> _WRITTEN TASK_
The entries below contain pictures. Retype everything except those pictures, exactly as given.

> _SUPPLIED DATA_
◇ ◇ ◇ ◇ ◇ ◇ ◇

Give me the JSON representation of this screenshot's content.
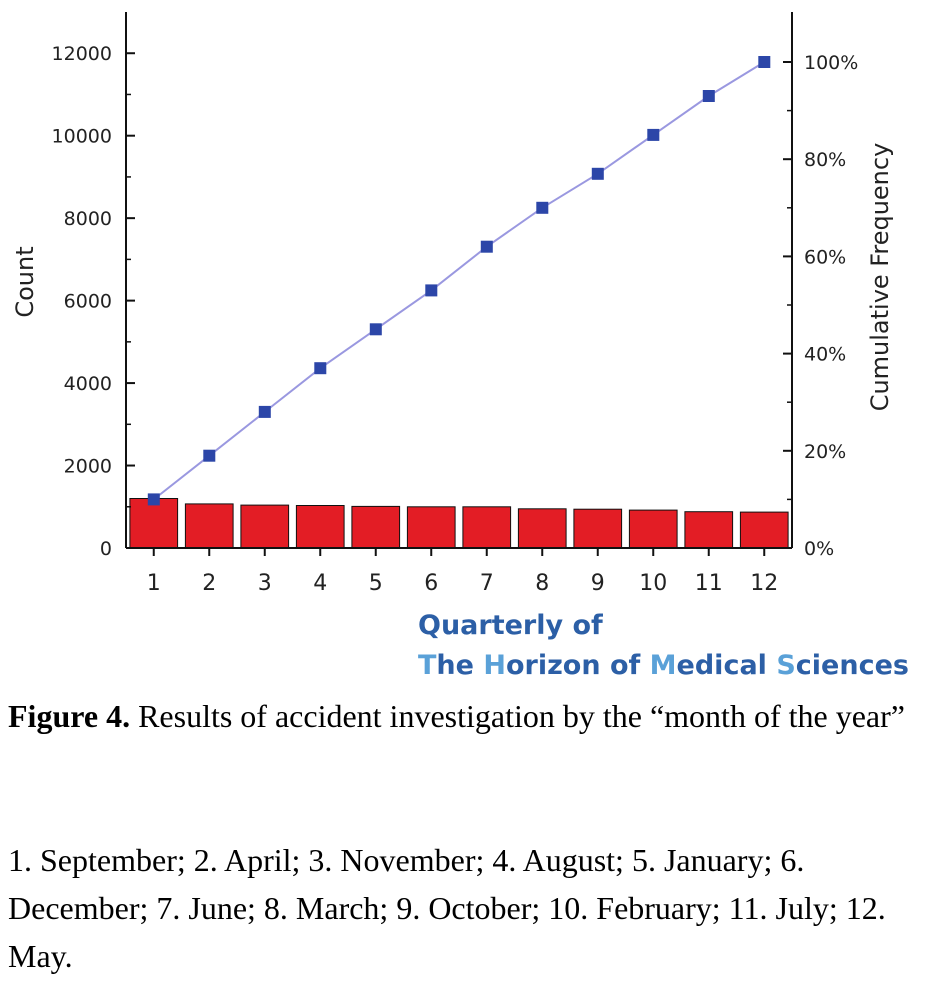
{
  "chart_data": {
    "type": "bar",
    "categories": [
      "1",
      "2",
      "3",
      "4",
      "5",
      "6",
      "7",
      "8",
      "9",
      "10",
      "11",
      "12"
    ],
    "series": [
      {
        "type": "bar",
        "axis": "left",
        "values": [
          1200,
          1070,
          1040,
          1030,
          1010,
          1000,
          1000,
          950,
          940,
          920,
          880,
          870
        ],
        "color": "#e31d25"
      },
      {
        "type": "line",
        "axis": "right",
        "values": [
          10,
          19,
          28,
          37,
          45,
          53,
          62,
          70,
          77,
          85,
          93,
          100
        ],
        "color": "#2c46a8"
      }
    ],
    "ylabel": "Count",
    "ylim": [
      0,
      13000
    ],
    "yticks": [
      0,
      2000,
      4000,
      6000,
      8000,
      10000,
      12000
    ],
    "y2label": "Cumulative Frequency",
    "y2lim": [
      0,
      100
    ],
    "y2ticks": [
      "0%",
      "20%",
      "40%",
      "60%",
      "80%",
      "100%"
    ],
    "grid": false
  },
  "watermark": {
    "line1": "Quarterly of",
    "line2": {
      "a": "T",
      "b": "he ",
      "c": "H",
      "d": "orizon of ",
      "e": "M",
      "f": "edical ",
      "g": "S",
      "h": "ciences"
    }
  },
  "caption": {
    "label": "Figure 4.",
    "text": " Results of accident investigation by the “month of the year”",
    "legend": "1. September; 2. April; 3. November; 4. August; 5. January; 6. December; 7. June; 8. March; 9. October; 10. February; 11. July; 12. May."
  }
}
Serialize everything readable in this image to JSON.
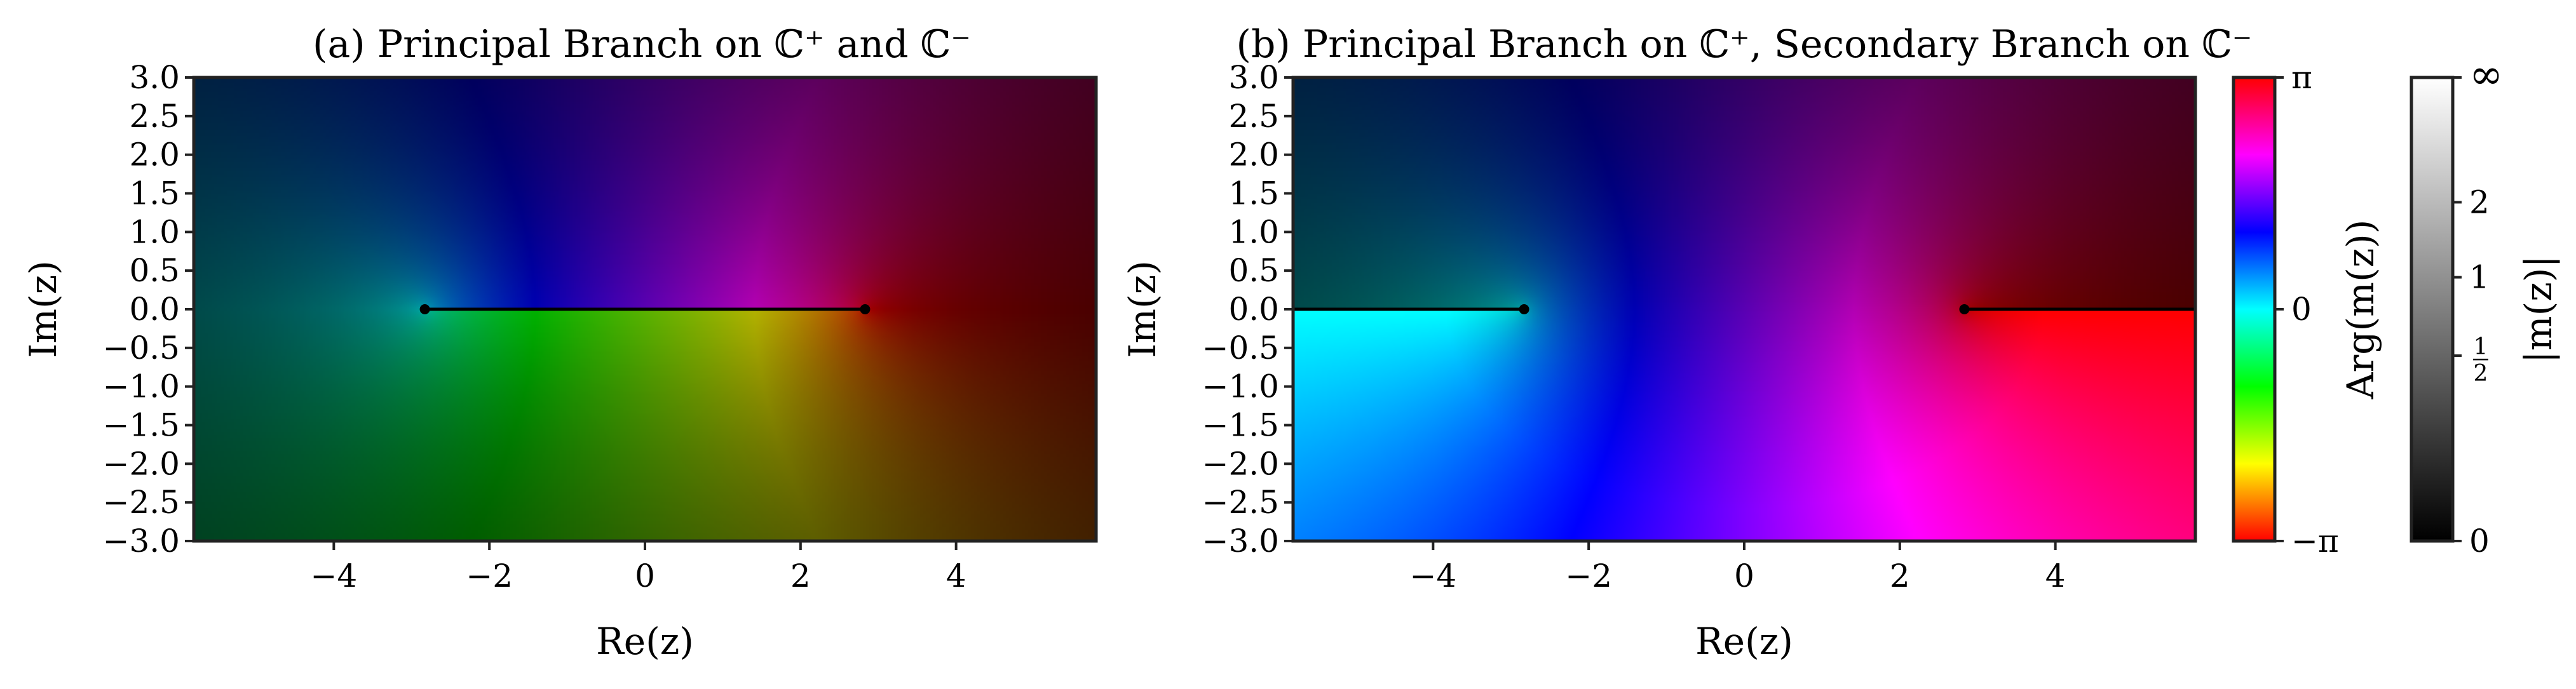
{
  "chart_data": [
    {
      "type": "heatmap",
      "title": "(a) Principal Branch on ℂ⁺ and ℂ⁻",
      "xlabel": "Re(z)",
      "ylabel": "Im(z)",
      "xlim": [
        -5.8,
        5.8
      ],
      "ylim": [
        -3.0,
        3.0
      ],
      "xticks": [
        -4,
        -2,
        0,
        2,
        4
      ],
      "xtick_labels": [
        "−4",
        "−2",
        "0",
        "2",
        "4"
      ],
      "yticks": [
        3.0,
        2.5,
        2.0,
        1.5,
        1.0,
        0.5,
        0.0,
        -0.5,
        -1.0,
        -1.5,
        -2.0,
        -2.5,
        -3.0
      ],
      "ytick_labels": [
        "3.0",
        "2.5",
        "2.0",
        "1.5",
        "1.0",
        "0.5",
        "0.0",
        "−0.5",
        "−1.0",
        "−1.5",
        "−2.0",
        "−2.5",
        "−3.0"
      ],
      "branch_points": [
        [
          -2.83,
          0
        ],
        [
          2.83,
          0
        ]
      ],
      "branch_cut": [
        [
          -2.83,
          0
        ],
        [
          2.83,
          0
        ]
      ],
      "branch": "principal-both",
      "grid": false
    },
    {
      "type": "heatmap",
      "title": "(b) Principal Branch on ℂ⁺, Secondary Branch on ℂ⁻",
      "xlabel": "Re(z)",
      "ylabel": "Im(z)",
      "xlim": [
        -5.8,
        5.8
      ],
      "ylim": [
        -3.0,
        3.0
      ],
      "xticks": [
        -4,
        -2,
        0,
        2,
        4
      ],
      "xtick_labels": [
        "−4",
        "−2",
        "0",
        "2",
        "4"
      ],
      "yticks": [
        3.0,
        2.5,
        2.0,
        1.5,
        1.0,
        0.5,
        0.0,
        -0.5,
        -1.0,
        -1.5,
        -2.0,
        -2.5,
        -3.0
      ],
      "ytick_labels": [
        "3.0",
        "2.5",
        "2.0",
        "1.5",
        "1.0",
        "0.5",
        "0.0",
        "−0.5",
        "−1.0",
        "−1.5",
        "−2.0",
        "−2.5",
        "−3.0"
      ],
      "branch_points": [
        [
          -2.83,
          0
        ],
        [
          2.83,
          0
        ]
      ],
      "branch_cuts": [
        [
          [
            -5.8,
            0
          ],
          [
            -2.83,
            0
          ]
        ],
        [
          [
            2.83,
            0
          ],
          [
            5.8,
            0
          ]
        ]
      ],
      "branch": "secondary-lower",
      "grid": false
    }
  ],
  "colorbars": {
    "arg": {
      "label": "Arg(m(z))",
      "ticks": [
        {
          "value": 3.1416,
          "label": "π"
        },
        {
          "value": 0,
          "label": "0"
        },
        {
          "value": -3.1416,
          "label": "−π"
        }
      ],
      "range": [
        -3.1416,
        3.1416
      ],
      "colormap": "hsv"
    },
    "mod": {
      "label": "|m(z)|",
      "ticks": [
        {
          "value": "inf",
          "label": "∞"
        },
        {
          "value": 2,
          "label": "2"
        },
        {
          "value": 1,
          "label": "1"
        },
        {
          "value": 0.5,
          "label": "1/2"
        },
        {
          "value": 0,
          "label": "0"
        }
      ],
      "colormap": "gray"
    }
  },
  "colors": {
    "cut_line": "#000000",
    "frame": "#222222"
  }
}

◇ ◇ ◇ ◇ ◇ ◇ ◇

> _RESULT_
Give me the JSON representation of this screenshot's content.
{
  "chart_data": {
    "type": "bar",
    "categories": [
      "1",
      "2",
      "3",
      "4",
      "5",
      "6",
      "7",
      "8",
      "9",
      "10",
      "11",
      "12"
    ],
    "series": [
      {
        "type": "bar",
        "axis": "left",
        "values": [
          1200,
          1070,
          1040,
          1030,
          1010,
          1000,
          1000,
          950,
          940,
          920,
          880,
          870
        ],
        "color": "#e31d25"
      },
      {
        "type": "line",
        "axis": "right",
        "values": [
          10,
          19,
          28,
          37,
          45,
          53,
          62,
          70,
          77,
          85,
          93,
          100
        ],
        "color": "#2c46a8"
      }
    ],
    "ylabel": "Count",
    "ylim": [
      0,
      13000
    ],
    "yticks": [
      0,
      2000,
      4000,
      6000,
      8000,
      10000,
      12000
    ],
    "y2label": "Cumulative Frequency",
    "y2lim": [
      0,
      100
    ],
    "y2ticks": [
      "0%",
      "20%",
      "40%",
      "60%",
      "80%",
      "100%"
    ],
    "grid": false
  },
  "watermark": {
    "line1": "Quarterly of",
    "line2": {
      "a": "T",
      "b": "he ",
      "c": "H",
      "d": "orizon of ",
      "e": "M",
      "f": "edical ",
      "g": "S",
      "h": "ciences"
    }
  },
  "caption": {
    "label": "Figure 4.",
    "text": " Results of accident investigation by the “month of the year”",
    "legend": "1. September; 2. April; 3. November; 4. August; 5. January; 6. December; 7. June; 8. March; 9. October; 10. February; 11. July; 12. May."
  }
}
Serialize everything readable in this image to JSON.
{
  "chart_data": [
    {
      "type": "heatmap",
      "title": "(a) Principal Branch on ℂ⁺ and ℂ⁻",
      "xlabel": "Re(z)",
      "ylabel": "Im(z)",
      "xlim": [
        -5.8,
        5.8
      ],
      "ylim": [
        -3.0,
        3.0
      ],
      "xticks": [
        -4,
        -2,
        0,
        2,
        4
      ],
      "xtick_labels": [
        "−4",
        "−2",
        "0",
        "2",
        "4"
      ],
      "yticks": [
        3.0,
        2.5,
        2.0,
        1.5,
        1.0,
        0.5,
        0.0,
        -0.5,
        -1.0,
        -1.5,
        -2.0,
        -2.5,
        -3.0
      ],
      "ytick_labels": [
        "3.0",
        "2.5",
        "2.0",
        "1.5",
        "1.0",
        "0.5",
        "0.0",
        "−0.5",
        "−1.0",
        "−1.5",
        "−2.0",
        "−2.5",
        "−3.0"
      ],
      "branch_points": [
        [
          -2.83,
          0
        ],
        [
          2.83,
          0
        ]
      ],
      "branch_cut": [
        [
          -2.83,
          0
        ],
        [
          2.83,
          0
        ]
      ],
      "branch": "principal-both",
      "grid": false
    },
    {
      "type": "heatmap",
      "title": "(b) Principal Branch on ℂ⁺, Secondary Branch on ℂ⁻",
      "xlabel": "Re(z)",
      "ylabel": "Im(z)",
      "xlim": [
        -5.8,
        5.8
      ],
      "ylim": [
        -3.0,
        3.0
      ],
      "xticks": [
        -4,
        -2,
        0,
        2,
        4
      ],
      "xtick_labels": [
        "−4",
        "−2",
        "0",
        "2",
        "4"
      ],
      "yticks": [
        3.0,
        2.5,
        2.0,
        1.5,
        1.0,
        0.5,
        0.0,
        -0.5,
        -1.0,
        -1.5,
        -2.0,
        -2.5,
        -3.0
      ],
      "ytick_labels": [
        "3.0",
        "2.5",
        "2.0",
        "1.5",
        "1.0",
        "0.5",
        "0.0",
        "−0.5",
        "−1.0",
        "−1.5",
        "−2.0",
        "−2.5",
        "−3.0"
      ],
      "branch_points": [
        [
          -2.83,
          0
        ],
        [
          2.83,
          0
        ]
      ],
      "branch_cuts": [
        [
          [
            -5.8,
            0
          ],
          [
            -2.83,
            0
          ]
        ],
        [
          [
            2.83,
            0
          ],
          [
            5.8,
            0
          ]
        ]
      ],
      "branch": "secondary-lower",
      "grid": false
    }
  ],
  "colorbars": {
    "arg": {
      "label": "Arg(m(z))",
      "ticks": [
        {
          "value": 3.1416,
          "label": "π"
        },
        {
          "value": 0,
          "label": "0"
        },
        {
          "value": -3.1416,
          "label": "−π"
        }
      ],
      "range": [
        -3.1416,
        3.1416
      ],
      "colormap": "hsv"
    },
    "mod": {
      "label": "|m(z)|",
      "ticks": [
        {
          "value": "inf",
          "label": "∞"
        },
        {
          "value": 2,
          "label": "2"
        },
        {
          "value": 1,
          "label": "1"
        },
        {
          "value": 0.5,
          "label": "1/2"
        },
        {
          "value": 0,
          "label": "0"
        }
      ],
      "colormap": "gray"
    }
  },
  "colors": {
    "cut_line": "#000000",
    "frame": "#222222"
  }
}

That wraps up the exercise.